*Takenlijst*:
1. Noem alle wielerploegen die in het artikel over Frederiek Nolf voorkomen.
2. Ga alsjeblieft verder met het artikel over Frederiek Nolf, aansluitend op de laatste zin.

*Documentfragment*:
++++++++
Het openingsweekend van het Belgische wielerseizoen is er één met een zwart randje. Komende zondag houdt het peloton in Kuurne halt aan het huis van Frederiek Nolf, die in de Ronde van Qatar overleed in zijn slaap. Onder hen zijn beste vriend Gianni Meersman.

Ik wil geen schone praatjes verkopen rond Frederiek, ik probeer gewoon recht uit het hart te spreken”, zegt Gianni Meersman. Dat doet hij ook. Zonder tierlantijntjes, zonder hoogdravende verklaringen. Verdriet hoeft niet altijd met een grote strik eromheen.

Voor velen is Frederiek Nolf de 21-jarige renner die op 5 februari dood werd aangetroffen in zijn hotelbed in Qatar, voor Gianni Meersman was het zijn beste vriend. Ze trainden samen, aten samen, gingen samen winkelen, koffie drinken of naar de kinesist, en wanneer dat allemaal achter de rug was, werd er nog de hele avond heen en weerge-sms’t. Bij de beloften reden ze één jaarsamen bij Beveren 2000, daarna werdMeersman prof bij Discovery Channel. Het jaar nadien kreeg Frederiek Nolf een contract bij Topsport Vlaanderen, terwijl Gianni Meersman naar La Française des Jeux trok. Maar het plan was om ooit samen voor dezelfde ploeg uit te komen.

Nu zijn copain er niet meer is, blijft de 23-jarige Gianni Meersman verweesd achter. “Ik weet niet of Frederiek vanaf nu in de koers altijd met mij zal meerijden”, zegt hij wanneer we hem twee dagen na de begrafenis spreken in zijn ouderlijk huis in Meulebeke. “Het is nog te pril. Ergens kan ik het gewoon nog niet geloven dat hij er niet meer is.” Soms lijkt Meersman dat zelfs te vergeten en spreekt hij in tegenwoordige tijd over Frederiek. Maar altijd recht uit het hart.
++++++++
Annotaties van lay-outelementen
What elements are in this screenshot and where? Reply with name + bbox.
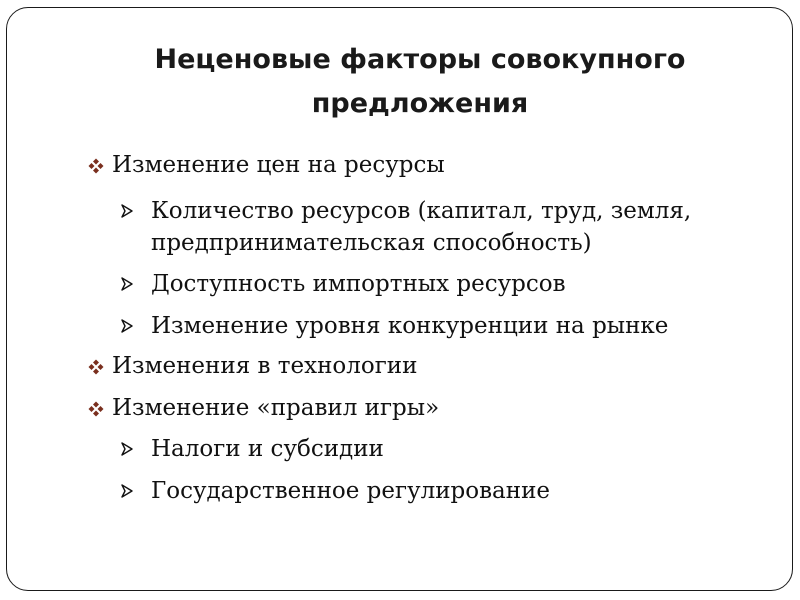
subitem-text: Налоги и субсидии bbox=[151, 436, 384, 462]
arrowhead-icon bbox=[120, 442, 134, 456]
subitem-competition-level bbox=[151, 310, 668, 342]
bullet-text: Изменение цен на ресурсы bbox=[112, 152, 445, 178]
subitem-resource-quantity bbox=[151, 195, 741, 259]
arrowhead-icon bbox=[120, 204, 134, 218]
subitem-text: Доступность импортных ресурсов bbox=[151, 271, 566, 297]
slide-title: Неценовые факторы совокупного предложения bbox=[154, 44, 686, 119]
bullet-resource-prices bbox=[112, 149, 445, 181]
subitem-taxes-subsidies bbox=[151, 433, 384, 465]
subitem-text: Государственное регулирование bbox=[151, 478, 551, 504]
bullet-technology-changes bbox=[112, 350, 417, 382]
subitem-state-regulation bbox=[151, 475, 550, 507]
arrowhead-icon bbox=[120, 277, 134, 291]
arrowhead-icon bbox=[120, 319, 134, 333]
arrowhead-icon bbox=[120, 484, 134, 498]
diamond-icon bbox=[88, 401, 104, 417]
subitem-import-availability bbox=[151, 268, 566, 300]
subitem-text: Количество ресурсов (капитал, труд, земля, предпринимательская способность) bbox=[151, 198, 692, 256]
bullet-text: Изменение «правил игры» bbox=[112, 395, 440, 421]
diamond-icon bbox=[88, 359, 104, 375]
diamond-icon bbox=[88, 158, 104, 174]
bullet-text: Изменения в технологии bbox=[112, 353, 418, 379]
subitem-text: Изменение уровня конкуренции на рынке bbox=[151, 313, 669, 339]
bullet-rules-change bbox=[112, 392, 439, 424]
++++++++
*Taakresultaten*:
1. Beveren 2000, Discovery Channel, Topsport Vlaanderen, La Française des Jeux

2.
Gianni Meersman: “Vandaag ben ik voor de eerste keer hier in de buurt gaan trainen. Ik reed dezelfde weg als anders, waar Frederiek mij normaal tegemoet komt gereden. Toen had ik het toch efkes moeilijk. Ineens is er niemand en moet je alleen verder. Heel raar. ( stil)

“Ik ben naar het kerkhof gereden, ik wist niet precies waar hij lag omdat ik zaterdag na de mis naar huis ben gegaan. Nog een beetje rondgekeken, tot ik een graf met enorm veel bloemen zag. Ik heb daar een kwartier gestaan, alleen. Het is de allereerste keer in mijn leven dat ik dat gedaan heb, naar een graf gaan. Buiten eens een keer op 1 november of zo.

“Het was zo’n plotse ingeving, van: ik moet dat doen. Het heeft mij deugd gedaan. Het deed me toch wel iets, hoor: hem niet tegenkomen, en dan zo aan dat graf staan. Ik denk dat ik nog regelmatig naar zijn graf zal gaan. Daarna ben ik nog langs de ouders van Frederiek gereden. Ze waren blij dat ze me nog eens zagen. Ik wil dat blijven doen. Want nu lopen de mensen de deur daar plat, maar binnen een paar weken zal dat al een stuk minder zijn. Ik kwam goed overeen met de ouders van Frederiek, ik bleef soms eten. Daar af en toe eens binnen springen is het minste wat ik kan doen om te tonen dat ik met hen meeleef. Ze gaan er Frederiek niet mee terugkrijgen, maar ik hoop dat ze er toch ergens steun uit halen.”

Altijd samen

“Frederiek en ik hebben mekaar leren kennen via mijn broer Luïgi. Hij en Frederiek trainden iedere woensdag samen en op een dag zei mijn broer: ga een keer mee. Het klikte meteen tussen ons. Bij de beloften hebben we één jaar in dezelfde ploeg gereden, Frederiek als eerstejaars, ik als derdejaars. Een rondeke of drie hebben we samen gedaan, we lagen altijd samen op de kamer. We hadden een enorm goede band.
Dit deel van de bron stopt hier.